## Exercise details:
Go through the entries below and retype them exactly, omitting each picture.

Figure record extracts:
• • • • • • •

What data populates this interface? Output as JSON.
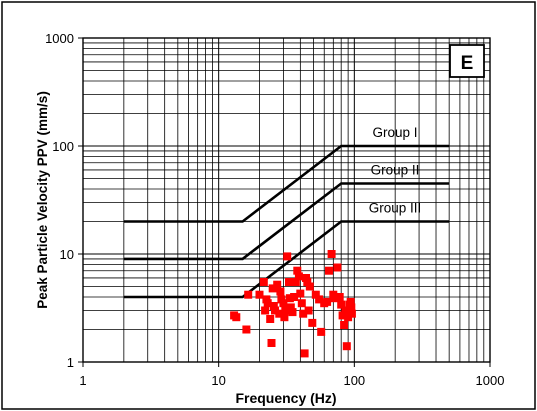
{
  "chart_data": {
    "type": "scatter",
    "panel_label": "E",
    "xlabel": "Frequency (Hz)",
    "ylabel": "Peak Particle Velocity PPV (mm/s)",
    "x_scale": "log",
    "y_scale": "log",
    "xlim": [
      1,
      1000
    ],
    "ylim": [
      1,
      1000
    ],
    "x_ticks": [
      "1",
      "10",
      "100",
      "1000"
    ],
    "y_ticks": [
      "1",
      "10",
      "100",
      "1000"
    ],
    "grid": true,
    "colors": {
      "limits": "#000000",
      "points": "#ff0000"
    },
    "limit_lines": [
      {
        "name": "Group I",
        "points": [
          [
            2,
            20
          ],
          [
            15,
            20
          ],
          [
            80,
            100
          ],
          [
            500,
            100
          ]
        ]
      },
      {
        "name": "Group II",
        "points": [
          [
            2,
            9
          ],
          [
            15,
            9
          ],
          [
            80,
            45
          ],
          [
            500,
            45
          ]
        ]
      },
      {
        "name": "Group III",
        "points": [
          [
            2,
            4
          ],
          [
            15,
            4
          ],
          [
            80,
            20
          ],
          [
            500,
            20
          ]
        ]
      }
    ],
    "points": [
      [
        13,
        2.7
      ],
      [
        13.5,
        2.6
      ],
      [
        16,
        2.0
      ],
      [
        16.5,
        4.2
      ],
      [
        20,
        4.2
      ],
      [
        21.5,
        5.5
      ],
      [
        22,
        3.0
      ],
      [
        22.5,
        3.8
      ],
      [
        23,
        3.5
      ],
      [
        24,
        2.5
      ],
      [
        24.5,
        1.5
      ],
      [
        25,
        4.8
      ],
      [
        25.5,
        3.3
      ],
      [
        26,
        3.0
      ],
      [
        27,
        5.2
      ],
      [
        28,
        2.8
      ],
      [
        28.5,
        4.5
      ],
      [
        29,
        3.8
      ],
      [
        30,
        3.5
      ],
      [
        30.5,
        2.6
      ],
      [
        31,
        3.0
      ],
      [
        32,
        9.5
      ],
      [
        33,
        5.5
      ],
      [
        33.5,
        3.9
      ],
      [
        34,
        3.2
      ],
      [
        35,
        2.9
      ],
      [
        36,
        4.0
      ],
      [
        37,
        5.5
      ],
      [
        38,
        7.0
      ],
      [
        39,
        6.2
      ],
      [
        40,
        4.3
      ],
      [
        41,
        3.5
      ],
      [
        42,
        2.8
      ],
      [
        43,
        1.2
      ],
      [
        44,
        6.0
      ],
      [
        45,
        5.5
      ],
      [
        46,
        3.0
      ],
      [
        47,
        5.0
      ],
      [
        49,
        2.3
      ],
      [
        52,
        4.2
      ],
      [
        55,
        3.8
      ],
      [
        57,
        1.9
      ],
      [
        60,
        3.5
      ],
      [
        63,
        3.6
      ],
      [
        65,
        7.0
      ],
      [
        68,
        10.0
      ],
      [
        70,
        4.2
      ],
      [
        72,
        3.9
      ],
      [
        75,
        7.5
      ],
      [
        78,
        4.0
      ],
      [
        80,
        3.4
      ],
      [
        82,
        2.7
      ],
      [
        84,
        2.2
      ],
      [
        86,
        3.0
      ],
      [
        88,
        1.4
      ],
      [
        90,
        2.6
      ],
      [
        92,
        3.4
      ],
      [
        94,
        3.6
      ],
      [
        95,
        3.2
      ],
      [
        96,
        2.8
      ]
    ]
  }
}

• • • • • • •

## Response:
What data populates this interface? Output as JSON.
{
  "chart_data": {
    "type": "scatter",
    "panel_label": "E",
    "xlabel": "Frequency (Hz)",
    "ylabel": "Peak Particle Velocity PPV (mm/s)",
    "x_scale": "log",
    "y_scale": "log",
    "xlim": [
      1,
      1000
    ],
    "ylim": [
      1,
      1000
    ],
    "x_ticks": [
      "1",
      "10",
      "100",
      "1000"
    ],
    "y_ticks": [
      "1",
      "10",
      "100",
      "1000"
    ],
    "grid": true,
    "colors": {
      "limits": "#000000",
      "points": "#ff0000"
    },
    "limit_lines": [
      {
        "name": "Group I",
        "points": [
          [
            2,
            20
          ],
          [
            15,
            20
          ],
          [
            80,
            100
          ],
          [
            500,
            100
          ]
        ]
      },
      {
        "name": "Group II",
        "points": [
          [
            2,
            9
          ],
          [
            15,
            9
          ],
          [
            80,
            45
          ],
          [
            500,
            45
          ]
        ]
      },
      {
        "name": "Group III",
        "points": [
          [
            2,
            4
          ],
          [
            15,
            4
          ],
          [
            80,
            20
          ],
          [
            500,
            20
          ]
        ]
      }
    ],
    "points": [
      [
        13,
        2.7
      ],
      [
        13.5,
        2.6
      ],
      [
        16,
        2.0
      ],
      [
        16.5,
        4.2
      ],
      [
        20,
        4.2
      ],
      [
        21.5,
        5.5
      ],
      [
        22,
        3.0
      ],
      [
        22.5,
        3.8
      ],
      [
        23,
        3.5
      ],
      [
        24,
        2.5
      ],
      [
        24.5,
        1.5
      ],
      [
        25,
        4.8
      ],
      [
        25.5,
        3.3
      ],
      [
        26,
        3.0
      ],
      [
        27,
        5.2
      ],
      [
        28,
        2.8
      ],
      [
        28.5,
        4.5
      ],
      [
        29,
        3.8
      ],
      [
        30,
        3.5
      ],
      [
        30.5,
        2.6
      ],
      [
        31,
        3.0
      ],
      [
        32,
        9.5
      ],
      [
        33,
        5.5
      ],
      [
        33.5,
        3.9
      ],
      [
        34,
        3.2
      ],
      [
        35,
        2.9
      ],
      [
        36,
        4.0
      ],
      [
        37,
        5.5
      ],
      [
        38,
        7.0
      ],
      [
        39,
        6.2
      ],
      [
        40,
        4.3
      ],
      [
        41,
        3.5
      ],
      [
        42,
        2.8
      ],
      [
        43,
        1.2
      ],
      [
        44,
        6.0
      ],
      [
        45,
        5.5
      ],
      [
        46,
        3.0
      ],
      [
        47,
        5.0
      ],
      [
        49,
        2.3
      ],
      [
        52,
        4.2
      ],
      [
        55,
        3.8
      ],
      [
        57,
        1.9
      ],
      [
        60,
        3.5
      ],
      [
        63,
        3.6
      ],
      [
        65,
        7.0
      ],
      [
        68,
        10.0
      ],
      [
        70,
        4.2
      ],
      [
        72,
        3.9
      ],
      [
        75,
        7.5
      ],
      [
        78,
        4.0
      ],
      [
        80,
        3.4
      ],
      [
        82,
        2.7
      ],
      [
        84,
        2.2
      ],
      [
        86,
        3.0
      ],
      [
        88,
        1.4
      ],
      [
        90,
        2.6
      ],
      [
        92,
        3.4
      ],
      [
        94,
        3.6
      ],
      [
        95,
        3.2
      ],
      [
        96,
        2.8
      ]
    ]
  }
}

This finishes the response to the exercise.